- **TASK**:
All the data below goes into the copy word for word, but the pictures don't.

- **MATERIAL FOR THIS TASK**:
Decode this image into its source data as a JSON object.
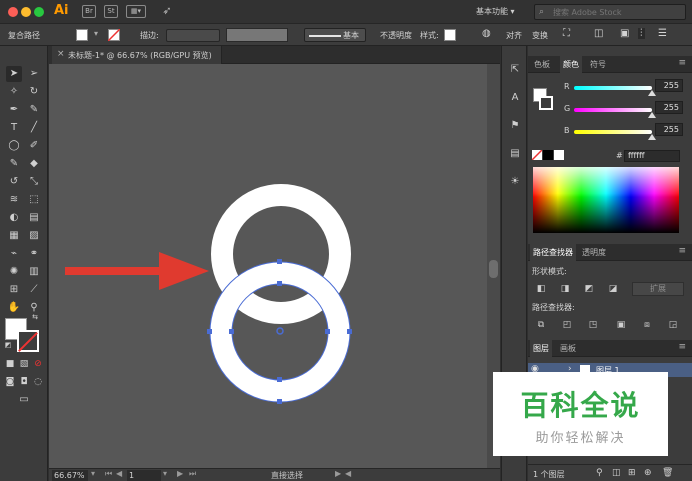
{
  "titlebar": {
    "app_logo": "Ai",
    "icon_br": "Br",
    "icon_st": "St",
    "workspace": "基本功能",
    "workspace_arrow": "▾",
    "search_placeholder": "搜索 Adobe Stock"
  },
  "controlbar": {
    "selection_type": "复合路径",
    "stroke_label": "描边:",
    "stroke_style": "基本",
    "opacity_label": "不透明度",
    "style_label": "样式:",
    "align": "对齐",
    "transform": "变换"
  },
  "document": {
    "tab_close": "×",
    "tab_title": "未标题-1* @ 66.67% (RGB/GPU 预览)"
  },
  "statusbar": {
    "zoom": "66.67%",
    "page": "1",
    "tool": "直接选择"
  },
  "color_panel": {
    "tabs": [
      "色板",
      "颜色",
      "符号"
    ],
    "channels": [
      {
        "label": "R",
        "value": "255"
      },
      {
        "label": "G",
        "value": "255"
      },
      {
        "label": "B",
        "value": "255"
      }
    ],
    "hex_symbol": "#",
    "hex": "ffffff"
  },
  "pathfinder_panel": {
    "tabs": [
      "路径查找器",
      "透明度"
    ],
    "shape_modes_label": "形状模式:",
    "pathfinders_label": "路径查找器:",
    "expand": "扩展"
  },
  "layers_panel": {
    "tabs": [
      "图层",
      "画板"
    ],
    "layer_name": "图层 1",
    "layer_count": "1 个图层"
  },
  "watermark": {
    "title": "百科全说",
    "subtitle": "助你轻松解决"
  },
  "colors": {
    "canvas": "#575757",
    "arrow": "#e03a2f",
    "selection": "#4a6cd4",
    "ring": "#ffffff",
    "watermark_green": "#35a84a"
  }
}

- **RESULT FOR THIS EXERCISE**:
Decode this image into its source data as a JSON object.
{
  "titlebar": {
    "app_logo": "Ai",
    "icon_br": "Br",
    "icon_st": "St",
    "workspace": "基本功能",
    "workspace_arrow": "▾",
    "search_placeholder": "搜索 Adobe Stock"
  },
  "controlbar": {
    "selection_type": "复合路径",
    "stroke_label": "描边:",
    "stroke_style": "基本",
    "opacity_label": "不透明度",
    "style_label": "样式:",
    "align": "对齐",
    "transform": "变换"
  },
  "document": {
    "tab_close": "×",
    "tab_title": "未标题-1* @ 66.67% (RGB/GPU 预览)"
  },
  "statusbar": {
    "zoom": "66.67%",
    "page": "1",
    "tool": "直接选择"
  },
  "color_panel": {
    "tabs": [
      "色板",
      "颜色",
      "符号"
    ],
    "channels": [
      {
        "label": "R",
        "value": "255"
      },
      {
        "label": "G",
        "value": "255"
      },
      {
        "label": "B",
        "value": "255"
      }
    ],
    "hex_symbol": "#",
    "hex": "ffffff"
  },
  "pathfinder_panel": {
    "tabs": [
      "路径查找器",
      "透明度"
    ],
    "shape_modes_label": "形状模式:",
    "pathfinders_label": "路径查找器:",
    "expand": "扩展"
  },
  "layers_panel": {
    "tabs": [
      "图层",
      "画板"
    ],
    "layer_name": "图层 1",
    "layer_count": "1 个图层"
  },
  "watermark": {
    "title": "百科全说",
    "subtitle": "助你轻松解决"
  },
  "colors": {
    "canvas": "#575757",
    "arrow": "#e03a2f",
    "selection": "#4a6cd4",
    "ring": "#ffffff",
    "watermark_green": "#35a84a"
  }
}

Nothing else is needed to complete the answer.